--- PASAJE CITADO ---

Una serie de catastróficas desdichas

Como los huérfanos Violet, Klaus y Sunny Baudelaire, los facultativos del SAS hemos sido víctimas de una serie de catastróficas desdichas. De hecho, se diría que quien tradujo libremente el original A Series of Unfortunate Events lo hizo pensando en nosotros, porque lo que el cielo parece haber arrojado inclemente sobre nosotros no es un mero infortunio, sino una verdadera desgracia.

Quienes, como yo, comenzamos la residencia a finales del siglo pasado, perdimos la ilusión apenas comenzado el actual. La modernización del sistema sanitario, que ansiábamos protagonizar, consistió en la práctica en la implantación de una burocracia politizada que nos ahogó como profesionales y nos convirtió en herramientas al servicio de intereses partidistas. Despreciados como médicos y maltratados como trabajadores, se nos impidió ejercer nuestra profesión dignamente y se cegó cualquier posibilidad de prosperar por méritos exclusivamente profesionales. El partido que ha gobernado Andalucía durante décadas nunca nos tuvo aprecio, pues nos consideraba hostiles ideológicamente e irrelevantes electoralmente. Con todo, a pesar de la falsedad de ambos juicios, el principal error que cometió fue creer que se podía gestionar la medicina contra los médicos.

--- LÍNEAS APORTADAS ---

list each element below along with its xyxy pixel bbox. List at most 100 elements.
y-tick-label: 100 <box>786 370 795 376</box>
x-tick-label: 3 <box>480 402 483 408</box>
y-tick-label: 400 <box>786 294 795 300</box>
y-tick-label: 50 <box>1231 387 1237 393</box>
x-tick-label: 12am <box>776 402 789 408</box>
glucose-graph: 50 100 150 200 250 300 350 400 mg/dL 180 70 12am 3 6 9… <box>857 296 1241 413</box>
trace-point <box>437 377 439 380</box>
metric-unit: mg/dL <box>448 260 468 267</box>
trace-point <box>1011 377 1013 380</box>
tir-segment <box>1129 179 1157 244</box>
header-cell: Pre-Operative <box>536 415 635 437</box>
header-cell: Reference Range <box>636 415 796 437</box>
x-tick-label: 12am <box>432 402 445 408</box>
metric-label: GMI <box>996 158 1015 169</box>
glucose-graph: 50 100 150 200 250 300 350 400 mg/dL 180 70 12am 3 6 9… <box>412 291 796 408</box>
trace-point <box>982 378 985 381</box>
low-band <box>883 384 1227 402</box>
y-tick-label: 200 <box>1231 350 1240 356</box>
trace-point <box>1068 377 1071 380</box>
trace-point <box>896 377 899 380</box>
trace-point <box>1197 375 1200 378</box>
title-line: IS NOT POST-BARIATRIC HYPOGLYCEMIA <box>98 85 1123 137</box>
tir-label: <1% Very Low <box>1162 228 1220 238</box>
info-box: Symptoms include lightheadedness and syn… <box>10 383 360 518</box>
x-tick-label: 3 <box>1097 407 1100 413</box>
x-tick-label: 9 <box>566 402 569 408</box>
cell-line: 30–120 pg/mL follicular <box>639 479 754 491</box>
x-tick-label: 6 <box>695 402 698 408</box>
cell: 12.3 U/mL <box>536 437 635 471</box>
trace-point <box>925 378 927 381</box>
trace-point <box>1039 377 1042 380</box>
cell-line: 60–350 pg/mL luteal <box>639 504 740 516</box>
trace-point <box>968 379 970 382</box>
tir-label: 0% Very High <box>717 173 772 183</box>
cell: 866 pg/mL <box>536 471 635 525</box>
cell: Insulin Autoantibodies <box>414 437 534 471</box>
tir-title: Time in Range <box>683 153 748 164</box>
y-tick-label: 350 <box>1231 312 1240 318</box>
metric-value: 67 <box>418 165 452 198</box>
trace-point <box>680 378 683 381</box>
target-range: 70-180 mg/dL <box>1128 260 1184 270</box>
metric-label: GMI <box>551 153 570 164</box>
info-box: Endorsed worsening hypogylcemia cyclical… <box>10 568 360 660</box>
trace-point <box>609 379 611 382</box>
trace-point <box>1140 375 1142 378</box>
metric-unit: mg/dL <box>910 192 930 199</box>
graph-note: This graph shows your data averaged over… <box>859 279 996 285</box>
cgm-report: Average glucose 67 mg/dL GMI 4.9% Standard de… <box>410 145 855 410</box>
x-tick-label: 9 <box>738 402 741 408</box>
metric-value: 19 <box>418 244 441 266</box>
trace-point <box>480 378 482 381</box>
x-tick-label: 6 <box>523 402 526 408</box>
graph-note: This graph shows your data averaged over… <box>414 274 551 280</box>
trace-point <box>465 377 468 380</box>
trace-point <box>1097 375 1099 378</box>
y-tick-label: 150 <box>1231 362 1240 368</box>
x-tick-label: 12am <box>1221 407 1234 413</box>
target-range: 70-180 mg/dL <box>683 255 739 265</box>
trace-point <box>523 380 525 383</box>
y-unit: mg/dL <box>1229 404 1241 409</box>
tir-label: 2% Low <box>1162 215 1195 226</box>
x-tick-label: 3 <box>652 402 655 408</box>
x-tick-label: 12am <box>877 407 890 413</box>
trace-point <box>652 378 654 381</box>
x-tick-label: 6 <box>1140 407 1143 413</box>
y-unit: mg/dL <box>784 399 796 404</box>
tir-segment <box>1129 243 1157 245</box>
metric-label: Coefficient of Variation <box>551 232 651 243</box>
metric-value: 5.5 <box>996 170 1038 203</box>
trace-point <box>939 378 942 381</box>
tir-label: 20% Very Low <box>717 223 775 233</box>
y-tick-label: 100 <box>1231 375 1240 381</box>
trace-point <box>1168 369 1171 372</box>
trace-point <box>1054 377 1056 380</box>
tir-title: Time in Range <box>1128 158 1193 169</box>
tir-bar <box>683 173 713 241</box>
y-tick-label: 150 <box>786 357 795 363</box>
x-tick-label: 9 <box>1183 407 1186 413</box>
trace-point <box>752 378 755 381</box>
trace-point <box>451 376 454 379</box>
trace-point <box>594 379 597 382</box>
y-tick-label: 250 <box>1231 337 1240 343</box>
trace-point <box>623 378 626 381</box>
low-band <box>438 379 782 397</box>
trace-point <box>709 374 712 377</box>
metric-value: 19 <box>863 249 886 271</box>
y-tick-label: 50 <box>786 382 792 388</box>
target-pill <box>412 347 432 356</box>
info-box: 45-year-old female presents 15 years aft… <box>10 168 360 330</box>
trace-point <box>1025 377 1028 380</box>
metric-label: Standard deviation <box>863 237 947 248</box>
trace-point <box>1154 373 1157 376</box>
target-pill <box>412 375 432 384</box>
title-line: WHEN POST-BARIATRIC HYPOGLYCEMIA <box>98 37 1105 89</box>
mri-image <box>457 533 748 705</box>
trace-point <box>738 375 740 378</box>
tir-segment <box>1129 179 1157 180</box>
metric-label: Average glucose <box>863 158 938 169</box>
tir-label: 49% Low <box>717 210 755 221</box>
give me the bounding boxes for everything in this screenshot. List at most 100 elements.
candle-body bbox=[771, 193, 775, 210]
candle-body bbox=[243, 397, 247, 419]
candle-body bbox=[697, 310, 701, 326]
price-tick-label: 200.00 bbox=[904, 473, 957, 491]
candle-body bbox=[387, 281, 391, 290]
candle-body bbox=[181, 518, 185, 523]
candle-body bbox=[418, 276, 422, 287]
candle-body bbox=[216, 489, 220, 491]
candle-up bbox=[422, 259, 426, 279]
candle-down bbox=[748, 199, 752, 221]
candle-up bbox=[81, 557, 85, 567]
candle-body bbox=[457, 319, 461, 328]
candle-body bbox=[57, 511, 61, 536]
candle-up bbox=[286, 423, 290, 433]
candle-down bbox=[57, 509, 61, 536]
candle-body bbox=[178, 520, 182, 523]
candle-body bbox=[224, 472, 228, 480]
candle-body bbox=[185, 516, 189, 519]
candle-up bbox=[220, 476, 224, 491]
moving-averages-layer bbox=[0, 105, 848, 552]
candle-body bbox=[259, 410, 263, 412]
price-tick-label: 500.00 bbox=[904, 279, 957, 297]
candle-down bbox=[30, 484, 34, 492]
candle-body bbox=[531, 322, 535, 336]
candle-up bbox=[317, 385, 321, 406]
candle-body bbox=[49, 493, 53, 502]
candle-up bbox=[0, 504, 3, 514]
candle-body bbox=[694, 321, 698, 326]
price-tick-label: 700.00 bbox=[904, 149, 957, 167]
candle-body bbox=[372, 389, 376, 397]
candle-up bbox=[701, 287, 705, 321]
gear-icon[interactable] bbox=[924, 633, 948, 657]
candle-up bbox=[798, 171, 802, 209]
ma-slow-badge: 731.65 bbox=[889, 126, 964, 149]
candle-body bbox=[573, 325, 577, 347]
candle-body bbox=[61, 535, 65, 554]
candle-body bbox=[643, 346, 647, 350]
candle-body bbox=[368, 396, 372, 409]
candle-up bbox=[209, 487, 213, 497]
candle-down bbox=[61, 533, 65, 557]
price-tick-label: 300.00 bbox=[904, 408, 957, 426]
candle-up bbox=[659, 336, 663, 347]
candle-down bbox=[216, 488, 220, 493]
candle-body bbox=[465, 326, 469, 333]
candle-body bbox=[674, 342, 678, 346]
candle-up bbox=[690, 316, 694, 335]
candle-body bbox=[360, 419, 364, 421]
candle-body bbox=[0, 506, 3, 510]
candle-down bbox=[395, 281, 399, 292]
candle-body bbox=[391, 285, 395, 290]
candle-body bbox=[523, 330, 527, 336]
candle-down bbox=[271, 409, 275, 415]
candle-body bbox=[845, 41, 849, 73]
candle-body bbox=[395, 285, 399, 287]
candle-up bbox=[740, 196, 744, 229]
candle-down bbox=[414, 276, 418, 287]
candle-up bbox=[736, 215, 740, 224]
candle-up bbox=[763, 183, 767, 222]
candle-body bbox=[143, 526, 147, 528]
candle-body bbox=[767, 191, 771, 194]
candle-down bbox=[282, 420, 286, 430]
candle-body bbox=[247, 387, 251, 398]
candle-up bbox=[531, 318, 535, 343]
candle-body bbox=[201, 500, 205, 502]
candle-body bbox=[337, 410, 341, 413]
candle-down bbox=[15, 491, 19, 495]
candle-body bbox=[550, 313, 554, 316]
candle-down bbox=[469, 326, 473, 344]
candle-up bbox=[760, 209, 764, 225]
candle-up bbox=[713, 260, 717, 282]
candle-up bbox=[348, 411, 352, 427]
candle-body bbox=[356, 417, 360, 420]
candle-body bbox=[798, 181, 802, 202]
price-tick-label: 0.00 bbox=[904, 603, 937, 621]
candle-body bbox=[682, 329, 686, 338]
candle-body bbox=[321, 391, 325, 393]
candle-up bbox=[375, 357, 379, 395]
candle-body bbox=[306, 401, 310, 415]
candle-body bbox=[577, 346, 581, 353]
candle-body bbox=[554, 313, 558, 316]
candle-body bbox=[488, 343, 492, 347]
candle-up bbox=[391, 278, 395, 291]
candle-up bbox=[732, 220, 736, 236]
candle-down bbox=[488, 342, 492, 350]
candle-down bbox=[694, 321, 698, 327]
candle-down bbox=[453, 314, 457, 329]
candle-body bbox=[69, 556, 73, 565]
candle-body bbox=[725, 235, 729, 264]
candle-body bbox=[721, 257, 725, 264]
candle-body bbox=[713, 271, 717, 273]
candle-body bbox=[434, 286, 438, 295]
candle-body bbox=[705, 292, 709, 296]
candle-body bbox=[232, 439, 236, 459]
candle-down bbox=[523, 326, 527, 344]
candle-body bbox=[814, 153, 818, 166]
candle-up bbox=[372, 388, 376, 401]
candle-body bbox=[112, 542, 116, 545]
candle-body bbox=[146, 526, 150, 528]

---

## [CONSIGNA DE TRABAJO A]
Reescribe en forma de lista el párrafo del pasaje citado que empieza con "Quienes, como yo, comenzamos", conservando sus datos principales.
## [CONSIGNA DE TRABAJO B]
Edita el pasaje citado: copia el tramo que se abre con las palabras que contienen "Como los huérfanos" y se cierra con "una verdadera desgracia.", y cambia "desgracia" por "calamidad".
Las líneas son un material aparte y no guardan relación con el pasaje citado.

## [RESPUESTA A]
- Quienes empezaron la residencia a finales del siglo pasado perdieron la ilusión nada más comenzar el actual.
- La modernización del sistema sanitario consistió en implantar una burocracia politizada que los ahogó como profesionales y los puso al servicio de intereses partidistas.
- Despreciados como médicos y maltratados como trabajadores, no pudieron ejercer su profesión dignamente ni prosperar por méritos exclusivamente profesionales.
- El partido que ha gobernado Andalucía durante décadas nunca los apreció, porque los consideraba hostiles ideológicamente e irrelevantes electoralmente.
- Pese a la falsedad de ambos juicios, su principal error fue creer que se podía gestionar la medicina contra los médicos.

## [RESPUESTA B]
Como los huérfanos Violet, Klaus y Sunny Baudelaire, los facultativos del SAS hemos sido víctimas de una serie de catastróficas desdichas. De hecho, se diría que quien tradujo libremente el original A Series of Unfortunate Events lo hizo pensando en nosotros, porque lo que el cielo parece haber arrojado inclemente sobre nosotros no es un mero infortunio, sino una verdadera calamidad.